# TAREA SOLICITADA
Según el texto del ejercicio, ¿de qué es símbolo el dolor de espalda?

# TEXTO DEL EJERCICIO
Hoy sé que el dolor de espalda no es una cuestión fisiológica ni menos aun neurológica. Es un símbolo inequívoco de quienes tienen alas y no las usan. Poseer alas, unas extremidades corporales que incomodan demasiado cuando están ociosas y cuya inactividad genera una especie de atrofia muscular que termina suscitando un malestar que se hace crónico, es una relativa rareza en la naturaleza. El dolor que produce su letargo llega a ser de tal calibre que apenas se alivia con analgésicos porque, dicen, afecta al alma. Con independencia de tratamientos médicos específicos, se aconseja reposo así como higiene postural, y parece que el único ejercicio que lo atempera es cierto estilo de natación y una gimnasia muy específica, o? volar. Para ese género de personas no hay terapia aceptable que valga. Solo un tipo de vida errático, de desplazamientos constantes, de volatilidad permanente, pareciera ser su razón de ser y, con ello, la satisfacción de su equilibrio fisiológico. Volar a cualquier destino sin importar el sentido, sin inquietar el mero camino.
En el parque, el bullicio de la tarde del domingo no logra distraer la majestuosidad del pruno elegante que compite con media docena de castaños y otros tantos tilos que junto a unos viejos álamos rodean la explanada en cuesta tapizada de césped. El sol primaveral juega con las tonalidades de verde luminoso de las copas frondosas que recortan su grandeza en un cielo con nubes caprichosas. Nadie repara en la paloma agazapada en un rincón del seto, ni menos aun en su ala rota. Su imagen desoladora de incapacidad terminal es un brutal contrapunto frente a los niños que corretean tras una pelota y los mayores que conversan sentados en los bancos o pasean sosegadamente mientras otros juegan a los bolos. La paloma morirá en la noche y su ala quebrada es el anuncio, un reclamo que se convierte en el propio epitafio por unos instantes. No habrá más vuelos, ni refriegas en la bandada y menos aun escarceos por la disputa de las semillas.

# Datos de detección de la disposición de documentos
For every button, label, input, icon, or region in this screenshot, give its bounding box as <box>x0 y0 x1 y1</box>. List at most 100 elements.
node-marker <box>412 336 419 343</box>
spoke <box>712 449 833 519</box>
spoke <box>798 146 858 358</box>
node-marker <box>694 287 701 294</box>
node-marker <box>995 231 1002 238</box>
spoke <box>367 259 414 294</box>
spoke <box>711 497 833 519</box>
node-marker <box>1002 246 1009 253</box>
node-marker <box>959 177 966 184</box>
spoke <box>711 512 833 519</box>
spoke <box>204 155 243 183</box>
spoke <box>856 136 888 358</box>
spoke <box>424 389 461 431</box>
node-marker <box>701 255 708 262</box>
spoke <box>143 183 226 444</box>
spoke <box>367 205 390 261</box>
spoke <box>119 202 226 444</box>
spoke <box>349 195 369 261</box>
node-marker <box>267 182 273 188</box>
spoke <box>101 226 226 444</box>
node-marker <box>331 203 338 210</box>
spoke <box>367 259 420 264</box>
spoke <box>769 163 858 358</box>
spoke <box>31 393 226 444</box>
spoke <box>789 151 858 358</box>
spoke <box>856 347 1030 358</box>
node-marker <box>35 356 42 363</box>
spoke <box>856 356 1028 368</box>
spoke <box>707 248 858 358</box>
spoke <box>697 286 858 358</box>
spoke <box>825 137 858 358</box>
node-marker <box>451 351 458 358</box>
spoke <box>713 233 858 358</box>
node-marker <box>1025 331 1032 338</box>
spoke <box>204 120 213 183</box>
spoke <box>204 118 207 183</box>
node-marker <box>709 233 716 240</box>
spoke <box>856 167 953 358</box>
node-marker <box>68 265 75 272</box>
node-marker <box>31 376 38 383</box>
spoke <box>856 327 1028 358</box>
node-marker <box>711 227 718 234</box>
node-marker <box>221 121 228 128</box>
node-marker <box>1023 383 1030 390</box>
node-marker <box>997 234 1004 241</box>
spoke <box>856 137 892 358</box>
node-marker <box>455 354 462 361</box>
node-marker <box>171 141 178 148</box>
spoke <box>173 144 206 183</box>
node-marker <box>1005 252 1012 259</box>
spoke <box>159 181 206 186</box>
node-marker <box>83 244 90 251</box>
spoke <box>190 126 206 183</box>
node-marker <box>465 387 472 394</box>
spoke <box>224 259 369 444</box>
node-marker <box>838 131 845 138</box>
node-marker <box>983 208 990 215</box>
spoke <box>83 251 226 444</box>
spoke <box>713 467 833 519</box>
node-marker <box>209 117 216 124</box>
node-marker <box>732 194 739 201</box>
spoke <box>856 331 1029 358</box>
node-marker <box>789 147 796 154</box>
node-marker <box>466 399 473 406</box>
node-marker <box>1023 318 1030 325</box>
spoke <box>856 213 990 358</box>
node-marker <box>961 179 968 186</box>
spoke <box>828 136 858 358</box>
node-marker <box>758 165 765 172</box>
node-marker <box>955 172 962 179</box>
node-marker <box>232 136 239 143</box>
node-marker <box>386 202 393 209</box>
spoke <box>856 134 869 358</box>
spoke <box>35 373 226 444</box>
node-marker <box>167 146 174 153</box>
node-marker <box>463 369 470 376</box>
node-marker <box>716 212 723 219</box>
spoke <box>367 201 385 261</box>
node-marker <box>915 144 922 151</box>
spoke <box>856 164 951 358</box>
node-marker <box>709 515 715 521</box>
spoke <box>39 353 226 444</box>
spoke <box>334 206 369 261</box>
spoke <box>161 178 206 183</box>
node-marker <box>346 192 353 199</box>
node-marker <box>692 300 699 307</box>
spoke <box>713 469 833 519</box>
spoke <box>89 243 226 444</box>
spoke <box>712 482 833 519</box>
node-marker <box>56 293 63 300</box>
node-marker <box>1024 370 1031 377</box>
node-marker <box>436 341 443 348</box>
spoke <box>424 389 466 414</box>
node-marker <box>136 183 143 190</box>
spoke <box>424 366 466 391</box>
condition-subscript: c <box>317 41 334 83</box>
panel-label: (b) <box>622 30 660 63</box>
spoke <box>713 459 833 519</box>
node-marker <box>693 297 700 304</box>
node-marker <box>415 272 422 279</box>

# RESPUESTA DE TAREA
Es un símbolo inequívoco de quienes tienen alas y no las usan.